Records that describe figures:

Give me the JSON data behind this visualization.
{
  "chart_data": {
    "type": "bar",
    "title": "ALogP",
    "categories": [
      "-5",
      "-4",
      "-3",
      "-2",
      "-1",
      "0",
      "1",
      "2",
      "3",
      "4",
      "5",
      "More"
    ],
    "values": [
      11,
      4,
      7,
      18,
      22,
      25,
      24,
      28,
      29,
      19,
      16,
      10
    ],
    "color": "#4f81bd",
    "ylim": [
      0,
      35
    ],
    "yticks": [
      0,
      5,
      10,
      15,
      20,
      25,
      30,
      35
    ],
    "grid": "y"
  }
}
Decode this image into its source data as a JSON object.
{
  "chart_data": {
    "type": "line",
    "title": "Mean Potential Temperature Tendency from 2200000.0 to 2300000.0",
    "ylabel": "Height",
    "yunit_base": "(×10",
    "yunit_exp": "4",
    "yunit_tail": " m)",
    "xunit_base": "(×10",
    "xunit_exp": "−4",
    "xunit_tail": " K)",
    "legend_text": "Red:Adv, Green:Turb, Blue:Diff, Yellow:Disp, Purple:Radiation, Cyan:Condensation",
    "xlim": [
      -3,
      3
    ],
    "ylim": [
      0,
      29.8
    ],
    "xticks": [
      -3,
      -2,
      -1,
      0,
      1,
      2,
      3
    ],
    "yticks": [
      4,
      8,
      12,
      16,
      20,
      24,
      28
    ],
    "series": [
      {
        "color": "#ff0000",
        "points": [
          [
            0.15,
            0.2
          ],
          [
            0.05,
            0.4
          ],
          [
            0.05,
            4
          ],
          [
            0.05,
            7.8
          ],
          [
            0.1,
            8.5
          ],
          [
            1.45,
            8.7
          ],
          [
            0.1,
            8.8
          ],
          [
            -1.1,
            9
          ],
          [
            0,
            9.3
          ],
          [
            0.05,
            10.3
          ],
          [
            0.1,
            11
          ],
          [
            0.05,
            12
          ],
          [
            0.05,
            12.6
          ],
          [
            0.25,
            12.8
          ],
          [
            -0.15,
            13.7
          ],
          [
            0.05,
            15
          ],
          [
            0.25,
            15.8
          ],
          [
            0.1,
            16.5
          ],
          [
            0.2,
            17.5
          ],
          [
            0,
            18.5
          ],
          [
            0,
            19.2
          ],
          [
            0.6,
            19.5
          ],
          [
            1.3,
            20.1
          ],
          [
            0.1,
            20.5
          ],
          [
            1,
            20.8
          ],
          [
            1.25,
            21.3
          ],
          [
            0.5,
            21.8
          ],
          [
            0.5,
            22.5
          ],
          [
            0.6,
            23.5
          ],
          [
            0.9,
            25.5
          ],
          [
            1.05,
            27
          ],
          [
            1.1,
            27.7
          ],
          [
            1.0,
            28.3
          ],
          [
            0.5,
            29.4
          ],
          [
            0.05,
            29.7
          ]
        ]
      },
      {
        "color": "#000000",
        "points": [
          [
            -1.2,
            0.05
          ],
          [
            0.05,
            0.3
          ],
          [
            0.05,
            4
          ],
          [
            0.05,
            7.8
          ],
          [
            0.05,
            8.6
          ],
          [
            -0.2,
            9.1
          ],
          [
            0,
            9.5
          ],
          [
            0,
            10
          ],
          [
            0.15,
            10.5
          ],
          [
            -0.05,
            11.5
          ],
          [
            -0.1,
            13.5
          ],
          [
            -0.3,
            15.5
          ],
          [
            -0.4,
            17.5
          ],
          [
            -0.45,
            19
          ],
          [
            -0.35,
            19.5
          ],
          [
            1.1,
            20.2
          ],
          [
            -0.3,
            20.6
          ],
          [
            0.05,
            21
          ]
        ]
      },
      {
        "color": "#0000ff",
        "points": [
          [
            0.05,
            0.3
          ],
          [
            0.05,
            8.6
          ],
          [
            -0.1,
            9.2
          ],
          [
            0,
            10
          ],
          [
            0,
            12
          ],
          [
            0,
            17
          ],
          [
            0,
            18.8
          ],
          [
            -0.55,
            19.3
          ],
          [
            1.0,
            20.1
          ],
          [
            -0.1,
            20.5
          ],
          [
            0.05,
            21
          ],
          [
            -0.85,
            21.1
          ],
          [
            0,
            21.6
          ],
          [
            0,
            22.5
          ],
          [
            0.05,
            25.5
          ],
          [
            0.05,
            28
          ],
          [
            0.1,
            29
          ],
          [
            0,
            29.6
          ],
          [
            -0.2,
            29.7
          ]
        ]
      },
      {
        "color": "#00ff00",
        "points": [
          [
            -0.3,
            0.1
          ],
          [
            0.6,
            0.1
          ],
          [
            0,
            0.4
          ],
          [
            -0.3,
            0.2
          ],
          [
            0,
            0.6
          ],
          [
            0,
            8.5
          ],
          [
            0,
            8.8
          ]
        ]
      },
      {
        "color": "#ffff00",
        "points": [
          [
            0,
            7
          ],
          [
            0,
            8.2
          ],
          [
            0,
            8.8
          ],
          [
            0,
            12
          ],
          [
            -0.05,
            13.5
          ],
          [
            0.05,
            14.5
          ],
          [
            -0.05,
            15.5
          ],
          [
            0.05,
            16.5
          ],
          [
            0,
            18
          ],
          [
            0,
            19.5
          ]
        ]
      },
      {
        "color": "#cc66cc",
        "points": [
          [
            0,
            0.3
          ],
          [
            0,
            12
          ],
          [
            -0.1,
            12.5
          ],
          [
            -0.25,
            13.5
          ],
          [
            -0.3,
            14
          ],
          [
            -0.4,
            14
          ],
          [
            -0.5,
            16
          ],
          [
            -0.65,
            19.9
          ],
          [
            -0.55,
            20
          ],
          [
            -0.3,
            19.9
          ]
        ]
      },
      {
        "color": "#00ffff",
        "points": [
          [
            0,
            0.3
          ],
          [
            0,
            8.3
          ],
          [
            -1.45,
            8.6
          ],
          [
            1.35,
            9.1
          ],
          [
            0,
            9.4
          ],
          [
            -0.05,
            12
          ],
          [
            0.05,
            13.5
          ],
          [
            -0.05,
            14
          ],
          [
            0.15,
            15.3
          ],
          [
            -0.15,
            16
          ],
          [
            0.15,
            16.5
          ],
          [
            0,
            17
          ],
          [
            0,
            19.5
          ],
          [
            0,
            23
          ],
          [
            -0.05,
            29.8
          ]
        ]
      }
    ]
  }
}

EXERCISE: List every line in the records above that contains the word "color".

EXERCISE RESULT:
    "color": "#4f81bd",
        "color": "#ff0000",
        "color": "#000000",
        "color": "#0000ff",
        "color": "#00ff00",
        "color": "#ffff00",
        "color": "#cc66cc",
        "color": "#00ffff",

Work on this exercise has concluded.